EXTRACTED MATERIAL:
════════════════════

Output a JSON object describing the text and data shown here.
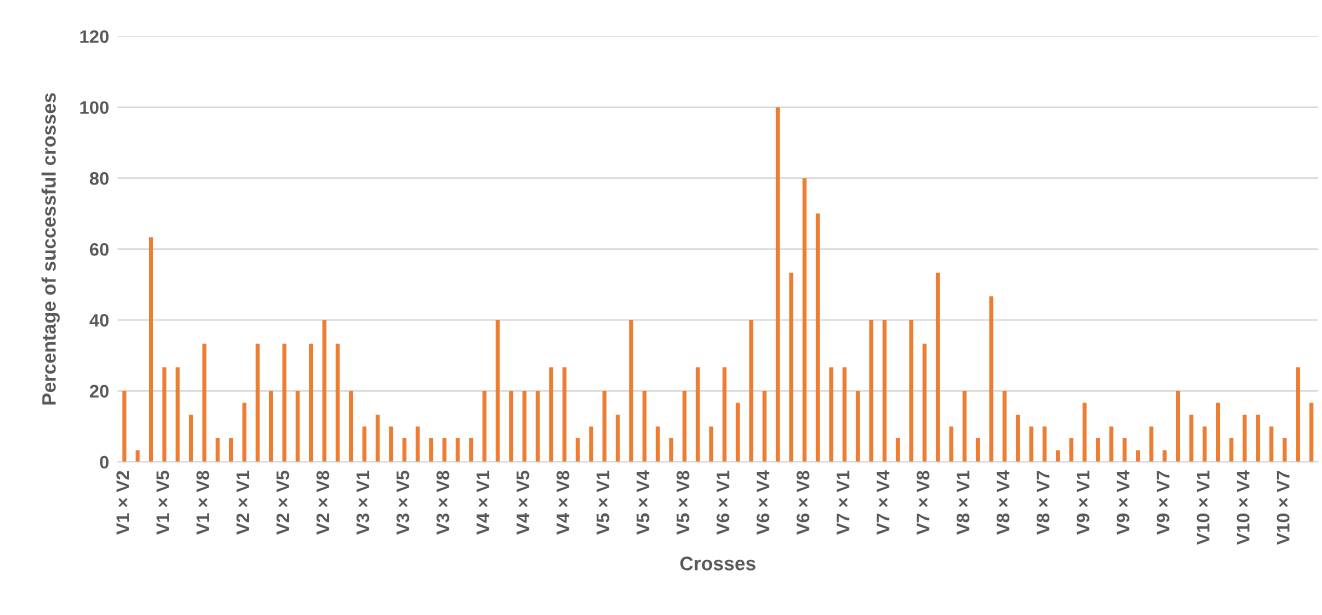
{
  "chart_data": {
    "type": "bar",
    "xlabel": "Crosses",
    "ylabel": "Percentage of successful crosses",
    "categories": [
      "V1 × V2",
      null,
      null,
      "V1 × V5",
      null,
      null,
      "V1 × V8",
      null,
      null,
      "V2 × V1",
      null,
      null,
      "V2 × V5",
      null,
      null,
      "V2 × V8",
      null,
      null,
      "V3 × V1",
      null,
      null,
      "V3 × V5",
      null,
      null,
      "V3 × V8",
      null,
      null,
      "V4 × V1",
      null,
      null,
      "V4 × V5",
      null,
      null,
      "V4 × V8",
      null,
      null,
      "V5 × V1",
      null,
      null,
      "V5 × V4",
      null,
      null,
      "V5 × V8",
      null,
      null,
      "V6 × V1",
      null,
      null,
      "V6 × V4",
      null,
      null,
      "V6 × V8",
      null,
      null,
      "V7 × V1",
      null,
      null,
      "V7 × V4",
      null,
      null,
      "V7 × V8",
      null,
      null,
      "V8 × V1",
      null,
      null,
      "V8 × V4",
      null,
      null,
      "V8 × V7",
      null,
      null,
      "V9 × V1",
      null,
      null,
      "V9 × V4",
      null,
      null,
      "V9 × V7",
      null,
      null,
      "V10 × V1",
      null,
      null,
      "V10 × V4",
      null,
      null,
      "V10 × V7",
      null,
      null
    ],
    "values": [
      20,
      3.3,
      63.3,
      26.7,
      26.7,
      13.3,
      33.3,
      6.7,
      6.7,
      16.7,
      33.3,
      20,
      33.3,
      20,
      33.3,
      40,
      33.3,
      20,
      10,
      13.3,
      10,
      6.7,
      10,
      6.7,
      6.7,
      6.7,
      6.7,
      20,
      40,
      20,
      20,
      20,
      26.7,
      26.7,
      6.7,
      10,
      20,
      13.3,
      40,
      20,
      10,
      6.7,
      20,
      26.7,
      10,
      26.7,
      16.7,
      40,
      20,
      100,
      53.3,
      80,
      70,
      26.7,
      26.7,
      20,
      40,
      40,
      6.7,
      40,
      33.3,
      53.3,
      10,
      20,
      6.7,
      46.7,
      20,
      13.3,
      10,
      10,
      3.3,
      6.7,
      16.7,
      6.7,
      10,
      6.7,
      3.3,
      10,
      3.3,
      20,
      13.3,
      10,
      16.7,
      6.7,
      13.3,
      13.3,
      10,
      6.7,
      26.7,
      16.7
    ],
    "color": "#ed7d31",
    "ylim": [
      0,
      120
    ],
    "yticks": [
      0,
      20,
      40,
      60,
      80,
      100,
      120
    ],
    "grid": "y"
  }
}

════════════════════

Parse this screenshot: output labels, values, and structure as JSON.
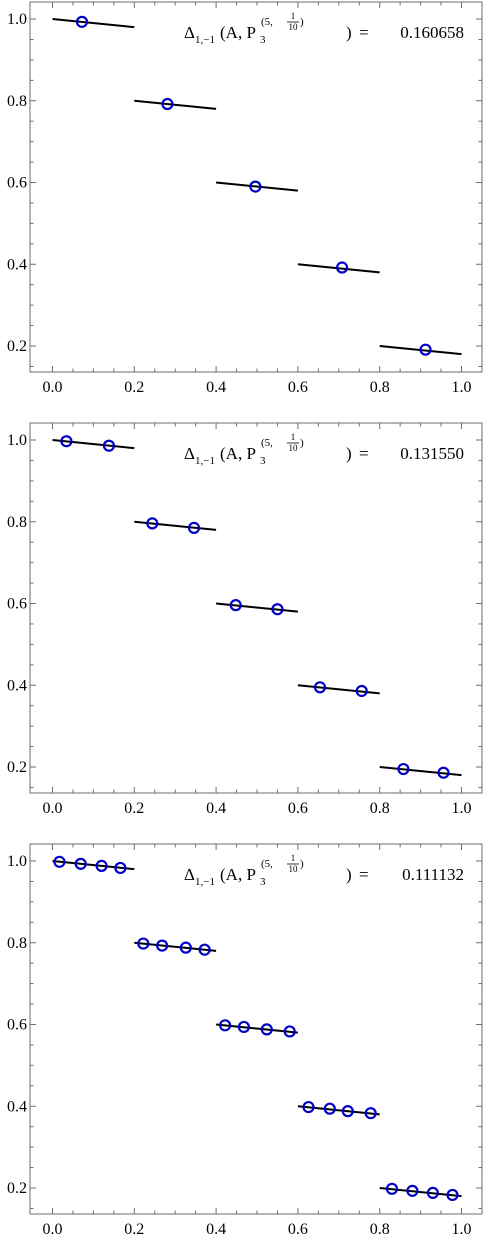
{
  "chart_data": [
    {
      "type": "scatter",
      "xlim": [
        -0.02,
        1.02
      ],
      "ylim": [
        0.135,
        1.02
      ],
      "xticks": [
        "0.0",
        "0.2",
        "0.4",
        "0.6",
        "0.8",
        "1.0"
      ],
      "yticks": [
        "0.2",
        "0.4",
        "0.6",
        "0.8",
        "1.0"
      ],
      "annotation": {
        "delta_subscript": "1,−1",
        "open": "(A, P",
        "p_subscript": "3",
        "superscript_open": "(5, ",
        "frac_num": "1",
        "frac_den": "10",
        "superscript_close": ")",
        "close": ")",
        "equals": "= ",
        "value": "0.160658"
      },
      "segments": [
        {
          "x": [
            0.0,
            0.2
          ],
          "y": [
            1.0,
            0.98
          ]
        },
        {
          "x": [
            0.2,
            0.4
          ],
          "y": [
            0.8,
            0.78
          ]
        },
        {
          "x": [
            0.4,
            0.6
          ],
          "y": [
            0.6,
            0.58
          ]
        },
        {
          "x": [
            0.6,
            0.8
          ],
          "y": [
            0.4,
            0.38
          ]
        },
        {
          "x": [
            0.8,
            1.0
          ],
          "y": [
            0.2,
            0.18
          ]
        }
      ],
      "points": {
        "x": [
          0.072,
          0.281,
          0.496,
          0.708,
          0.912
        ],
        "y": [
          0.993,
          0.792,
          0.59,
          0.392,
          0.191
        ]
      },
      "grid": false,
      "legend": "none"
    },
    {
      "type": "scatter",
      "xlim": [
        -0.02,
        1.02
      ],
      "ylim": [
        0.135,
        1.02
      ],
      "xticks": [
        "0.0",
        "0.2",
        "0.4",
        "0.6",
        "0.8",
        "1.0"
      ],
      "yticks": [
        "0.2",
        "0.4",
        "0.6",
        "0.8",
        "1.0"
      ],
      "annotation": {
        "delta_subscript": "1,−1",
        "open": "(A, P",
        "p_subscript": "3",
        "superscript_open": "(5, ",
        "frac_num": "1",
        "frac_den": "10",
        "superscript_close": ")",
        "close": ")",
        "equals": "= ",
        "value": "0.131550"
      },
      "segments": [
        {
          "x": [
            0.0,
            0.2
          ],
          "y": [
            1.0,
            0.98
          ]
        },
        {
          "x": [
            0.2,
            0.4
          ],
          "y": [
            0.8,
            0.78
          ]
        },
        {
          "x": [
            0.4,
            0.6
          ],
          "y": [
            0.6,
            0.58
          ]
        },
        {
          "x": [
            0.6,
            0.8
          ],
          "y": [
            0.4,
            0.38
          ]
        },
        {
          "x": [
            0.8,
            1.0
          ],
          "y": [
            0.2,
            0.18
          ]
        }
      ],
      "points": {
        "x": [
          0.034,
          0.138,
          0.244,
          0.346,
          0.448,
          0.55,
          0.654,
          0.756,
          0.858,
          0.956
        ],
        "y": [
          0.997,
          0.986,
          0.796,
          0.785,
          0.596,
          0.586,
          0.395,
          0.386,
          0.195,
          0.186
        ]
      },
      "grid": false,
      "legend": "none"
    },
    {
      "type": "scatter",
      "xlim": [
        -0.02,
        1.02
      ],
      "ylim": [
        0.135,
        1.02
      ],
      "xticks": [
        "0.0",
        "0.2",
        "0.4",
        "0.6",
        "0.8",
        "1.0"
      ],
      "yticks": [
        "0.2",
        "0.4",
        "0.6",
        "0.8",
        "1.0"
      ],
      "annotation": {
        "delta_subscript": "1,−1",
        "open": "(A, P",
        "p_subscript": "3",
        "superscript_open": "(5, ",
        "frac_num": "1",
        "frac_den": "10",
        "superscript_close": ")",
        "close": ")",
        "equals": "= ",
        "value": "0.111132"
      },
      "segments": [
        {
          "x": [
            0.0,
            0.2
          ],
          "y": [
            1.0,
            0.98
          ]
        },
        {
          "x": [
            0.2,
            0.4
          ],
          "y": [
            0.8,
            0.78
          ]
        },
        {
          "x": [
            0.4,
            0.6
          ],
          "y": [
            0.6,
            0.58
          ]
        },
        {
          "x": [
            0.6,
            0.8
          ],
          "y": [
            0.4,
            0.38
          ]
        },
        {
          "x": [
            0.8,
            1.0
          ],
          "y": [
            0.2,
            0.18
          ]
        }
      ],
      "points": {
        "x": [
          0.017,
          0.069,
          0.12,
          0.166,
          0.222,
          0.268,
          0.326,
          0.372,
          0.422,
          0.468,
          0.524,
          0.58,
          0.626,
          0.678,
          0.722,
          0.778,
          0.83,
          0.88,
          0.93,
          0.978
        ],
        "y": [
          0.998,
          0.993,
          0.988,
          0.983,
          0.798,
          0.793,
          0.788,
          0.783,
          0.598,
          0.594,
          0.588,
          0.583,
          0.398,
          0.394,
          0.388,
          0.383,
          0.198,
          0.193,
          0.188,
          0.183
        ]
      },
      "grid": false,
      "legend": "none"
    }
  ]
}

════════════════════

EXERCISE GOAL:
Work out how many lines above contain the word "values". Give only the number.

EXERCISE OUTPUT:
2